### Source text
((

Step 9: Run Migrations and Seed Data

Run migrations to create the database tables, then seed some test books so the views have data to return.

python manage.py makemigrations catalog
python manage.py migrate

python manage.py shell -c "
from catalog.models import Book
Book.objects.bulk_create([
    Book(title='The Pragmatic Programmer', author='Hunt & Thomas', price=49.99),
    Book(title='Designing Data-Intensive Applications', author='Kleppmann', price=44.99),
    Book(title='Clean Code', author='Robert C. Martin', price=39.99),
])
print(f'Created {Book.objects.count()} books')
"

Step 10: Verify the App

Start the development server and hit the endpoints to confirm everything works.

python manage.py runserver

In another terminal:

curl http://localhost:8000/books/
curl http://localhost:8000/books/1/
curl http://localhost:8000/books/add/
curl http://localhost:8000/error/

You should see JSON responses from each endpoint. With the app running, you can now add Prometheus instrumentation.

Instrumenting Your Django Application

Step 1: Install django-prometheus

pip install django-prometheus

This installs prometheus_client as a dependency.

Step 2: Configure Django Settings

Add django_prometheus to your installed apps and wrap your middleware stack with the Prometheus middleware pair. Open myproject/settings.py and update both INSTALLED_APPS and MIDDLEWARE.

# myproject/settings.py

INSTALLED_APPS = [
    "django.contrib.admin",
    "django.contrib.auth",
    "django.contrib.contenttypes",
    "django.contrib.sessions",
    "django.contrib.messages",
    "django.contrib.staticfiles",
    "django_prometheus",  # add this
    "catalog",
]

MIDDLEWARE = [
    "django_prometheus.middleware.PrometheusBeforeMiddleware",  # must be first
    "django.middleware.security.SecurityMiddleware",
    "django.contrib.sessions.middleware.SessionMiddleware",
    "django.middleware.common.CommonMiddleware",
    "django.middleware.csrf.CsrfViewMiddleware",
    "django.contrib.auth.middleware.AuthenticationMiddleware",
    "django.contrib.messages.middleware.MessageMiddleware",
    "django.middleware.clickjacking.XFrameOptionsMiddleware",
    "django_prometheus.middleware.PrometheusAfterMiddleware",  # must be last
]

The PrometheusBeforeMiddleware starts a timer when a request comes in. The PrometheusAfterMiddleware stops it when the response leaves. Placing them at the outermost positions of the middleware stack gives you the most accurate measurement of total request processing time.

))

### Task details
Decide whether each statement below agrees with the Django tutorial text. Answer yes or no, and quote the words of the text that decide it. 1. Installing django-prometheus also installs prometheus_client. 2. PrometheusAfterMiddleware belongs at the top of the middleware list. 3. Each endpoint checked with curl should return an HTML page.

### Information provided

((

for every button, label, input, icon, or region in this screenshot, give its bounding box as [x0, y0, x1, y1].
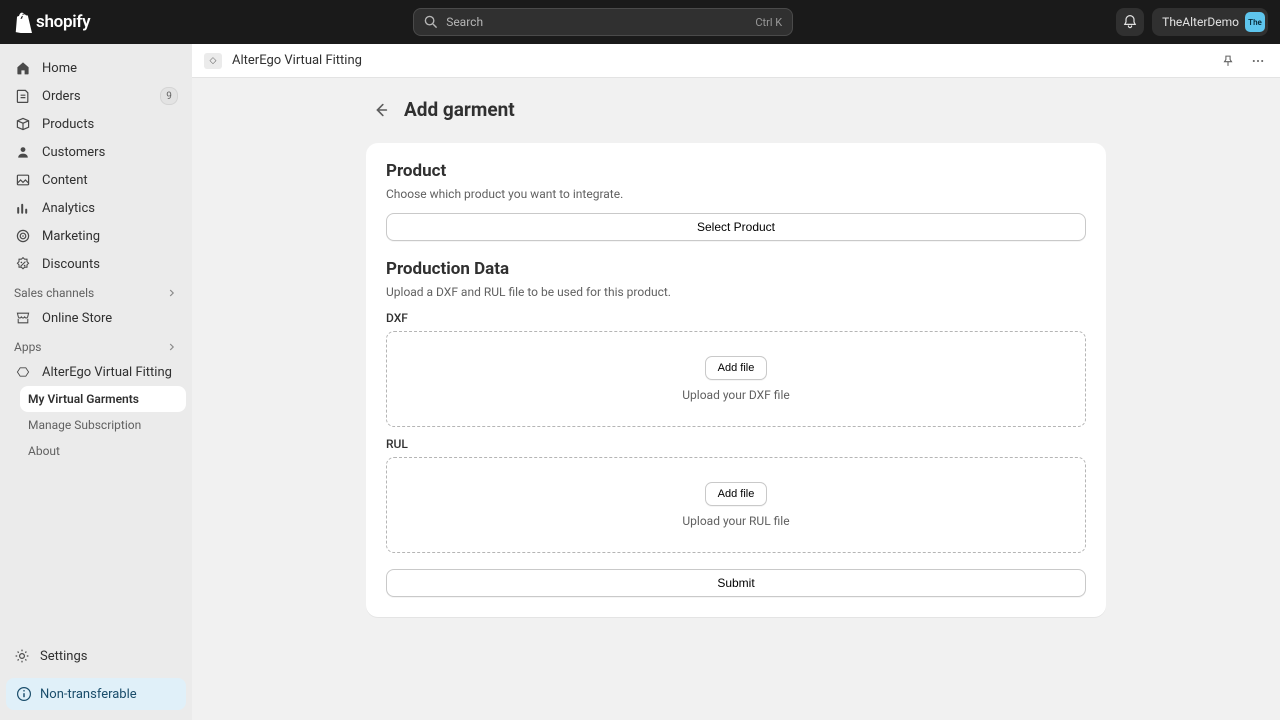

))

### Expected answer
1. Yes: "This installs prometheus_client as a dependency."
2. No: "# must be last"
3. No: "You should see JSON responses from each endpoint."